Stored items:

________

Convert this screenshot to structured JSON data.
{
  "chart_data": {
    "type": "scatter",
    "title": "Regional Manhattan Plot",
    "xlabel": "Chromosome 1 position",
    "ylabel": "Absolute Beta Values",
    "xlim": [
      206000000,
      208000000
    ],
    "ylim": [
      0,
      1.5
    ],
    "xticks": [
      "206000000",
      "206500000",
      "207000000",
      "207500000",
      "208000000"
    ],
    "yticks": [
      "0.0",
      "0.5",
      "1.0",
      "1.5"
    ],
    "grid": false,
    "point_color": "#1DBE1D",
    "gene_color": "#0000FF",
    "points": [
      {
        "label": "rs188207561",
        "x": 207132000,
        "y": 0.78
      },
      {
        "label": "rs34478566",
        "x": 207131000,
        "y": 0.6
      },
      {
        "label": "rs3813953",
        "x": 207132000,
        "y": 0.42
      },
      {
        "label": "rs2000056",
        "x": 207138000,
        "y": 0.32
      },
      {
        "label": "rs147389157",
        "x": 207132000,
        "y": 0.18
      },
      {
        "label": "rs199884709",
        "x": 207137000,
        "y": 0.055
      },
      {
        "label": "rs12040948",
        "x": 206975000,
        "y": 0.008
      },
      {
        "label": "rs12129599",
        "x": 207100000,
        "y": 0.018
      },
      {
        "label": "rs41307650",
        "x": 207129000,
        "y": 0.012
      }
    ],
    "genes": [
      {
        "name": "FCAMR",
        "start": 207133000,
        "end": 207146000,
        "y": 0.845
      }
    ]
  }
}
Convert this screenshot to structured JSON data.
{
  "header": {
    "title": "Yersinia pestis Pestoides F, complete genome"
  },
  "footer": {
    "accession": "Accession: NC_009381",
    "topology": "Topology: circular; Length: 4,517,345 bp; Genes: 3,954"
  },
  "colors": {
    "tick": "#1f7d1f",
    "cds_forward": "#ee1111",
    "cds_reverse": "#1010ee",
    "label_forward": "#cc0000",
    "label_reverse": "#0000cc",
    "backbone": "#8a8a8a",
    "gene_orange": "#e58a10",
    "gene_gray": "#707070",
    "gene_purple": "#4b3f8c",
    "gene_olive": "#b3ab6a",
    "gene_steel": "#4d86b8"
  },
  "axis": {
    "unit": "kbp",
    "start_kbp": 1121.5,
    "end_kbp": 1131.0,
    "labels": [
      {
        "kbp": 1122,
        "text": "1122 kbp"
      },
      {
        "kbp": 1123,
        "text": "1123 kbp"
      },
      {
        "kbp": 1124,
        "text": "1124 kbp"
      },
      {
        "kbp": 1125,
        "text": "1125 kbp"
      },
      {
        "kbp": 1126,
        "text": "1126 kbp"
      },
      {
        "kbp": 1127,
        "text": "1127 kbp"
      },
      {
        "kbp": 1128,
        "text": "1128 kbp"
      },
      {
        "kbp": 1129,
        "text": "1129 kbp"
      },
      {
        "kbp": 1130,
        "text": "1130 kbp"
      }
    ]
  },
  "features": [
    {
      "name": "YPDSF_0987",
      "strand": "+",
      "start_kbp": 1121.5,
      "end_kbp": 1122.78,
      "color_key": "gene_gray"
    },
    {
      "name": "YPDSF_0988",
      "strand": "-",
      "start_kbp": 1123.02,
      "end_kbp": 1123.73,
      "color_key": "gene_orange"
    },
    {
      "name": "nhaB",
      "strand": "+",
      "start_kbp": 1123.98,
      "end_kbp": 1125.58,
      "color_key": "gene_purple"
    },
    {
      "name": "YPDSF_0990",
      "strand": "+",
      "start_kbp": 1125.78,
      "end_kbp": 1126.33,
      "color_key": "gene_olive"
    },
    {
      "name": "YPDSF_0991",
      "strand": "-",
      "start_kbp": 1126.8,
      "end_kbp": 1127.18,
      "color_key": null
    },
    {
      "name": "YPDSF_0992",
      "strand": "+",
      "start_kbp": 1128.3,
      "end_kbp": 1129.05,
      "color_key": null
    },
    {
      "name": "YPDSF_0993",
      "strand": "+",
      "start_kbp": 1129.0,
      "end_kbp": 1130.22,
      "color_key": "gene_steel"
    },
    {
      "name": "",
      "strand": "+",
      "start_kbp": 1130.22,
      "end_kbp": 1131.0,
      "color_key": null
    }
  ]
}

________

* THE PROBLEM *
Exact copies of all the entries above are required.

* EXPECTED ANSWER *
Convert this screenshot to structured JSON data.
{
  "chart_data": {
    "type": "scatter",
    "title": "Regional Manhattan Plot",
    "xlabel": "Chromosome 1 position",
    "ylabel": "Absolute Beta Values",
    "xlim": [
      206000000,
      208000000
    ],
    "ylim": [
      0,
      1.5
    ],
    "xticks": [
      "206000000",
      "206500000",
      "207000000",
      "207500000",
      "208000000"
    ],
    "yticks": [
      "0.0",
      "0.5",
      "1.0",
      "1.5"
    ],
    "grid": false,
    "point_color": "#1DBE1D",
    "gene_color": "#0000FF",
    "points": [
      {
        "label": "rs188207561",
        "x": 207132000,
        "y": 0.78
      },
      {
        "label": "rs34478566",
        "x": 207131000,
        "y": 0.6
      },
      {
        "label": "rs3813953",
        "x": 207132000,
        "y": 0.42
      },
      {
        "label": "rs2000056",
        "x": 207138000,
        "y": 0.32
      },
      {
        "label": "rs147389157",
        "x": 207132000,
        "y": 0.18
      },
      {
        "label": "rs199884709",
        "x": 207137000,
        "y": 0.055
      },
      {
        "label": "rs12040948",
        "x": 206975000,
        "y": 0.008
      },
      {
        "label": "rs12129599",
        "x": 207100000,
        "y": 0.018
      },
      {
        "label": "rs41307650",
        "x": 207129000,
        "y": 0.012
      }
    ],
    "genes": [
      {
        "name": "FCAMR",
        "start": 207133000,
        "end": 207146000,
        "y": 0.845
      }
    ]
  }
}
Convert this screenshot to structured JSON data.
{
  "header": {
    "title": "Yersinia pestis Pestoides F, complete genome"
  },
  "footer": {
    "accession": "Accession: NC_009381",
    "topology": "Topology: circular; Length: 4,517,345 bp; Genes: 3,954"
  },
  "colors": {
    "tick": "#1f7d1f",
    "cds_forward": "#ee1111",
    "cds_reverse": "#1010ee",
    "label_forward": "#cc0000",
    "label_reverse": "#0000cc",
    "backbone": "#8a8a8a",
    "gene_orange": "#e58a10",
    "gene_gray": "#707070",
    "gene_purple": "#4b3f8c",
    "gene_olive": "#b3ab6a",
    "gene_steel": "#4d86b8"
  },
  "axis": {
    "unit": "kbp",
    "start_kbp": 1121.5,
    "end_kbp": 1131.0,
    "labels": [
      {
        "kbp": 1122,
        "text": "1122 kbp"
      },
      {
        "kbp": 1123,
        "text": "1123 kbp"
      },
      {
        "kbp": 1124,
        "text": "1124 kbp"
      },
      {
        "kbp": 1125,
        "text": "1125 kbp"
      },
      {
        "kbp": 1126,
        "text": "1126 kbp"
      },
      {
        "kbp": 1127,
        "text": "1127 kbp"
      },
      {
        "kbp": 1128,
        "text": "1128 kbp"
      },
      {
        "kbp": 1129,
        "text": "1129 kbp"
      },
      {
        "kbp": 1130,
        "text": "1130 kbp"
      }
    ]
  },
  "features": [
    {
      "name": "YPDSF_0987",
      "strand": "+",
      "start_kbp": 1121.5,
      "end_kbp": 1122.78,
      "color_key": "gene_gray"
    },
    {
      "name": "YPDSF_0988",
      "strand": "-",
      "start_kbp": 1123.02,
      "end_kbp": 1123.73,
      "color_key": "gene_orange"
    },
    {
      "name": "nhaB",
      "strand": "+",
      "start_kbp": 1123.98,
      "end_kbp": 1125.58,
      "color_key": "gene_purple"
    },
    {
      "name": "YPDSF_0990",
      "strand": "+",
      "start_kbp": 1125.78,
      "end_kbp": 1126.33,
      "color_key": "gene_olive"
    },
    {
      "name": "YPDSF_0991",
      "strand": "-",
      "start_kbp": 1126.8,
      "end_kbp": 1127.18,
      "color_key": null
    },
    {
      "name": "YPDSF_0992",
      "strand": "+",
      "start_kbp": 1128.3,
      "end_kbp": 1129.05,
      "color_key": null
    },
    {
      "name": "YPDSF_0993",
      "strand": "+",
      "start_kbp": 1129.0,
      "end_kbp": 1130.22,
      "color_key": "gene_steel"
    },
    {
      "name": "",
      "strand": "+",
      "start_kbp": 1130.22,
      "end_kbp": 1131.0,
      "color_key": null
    }
  ]
}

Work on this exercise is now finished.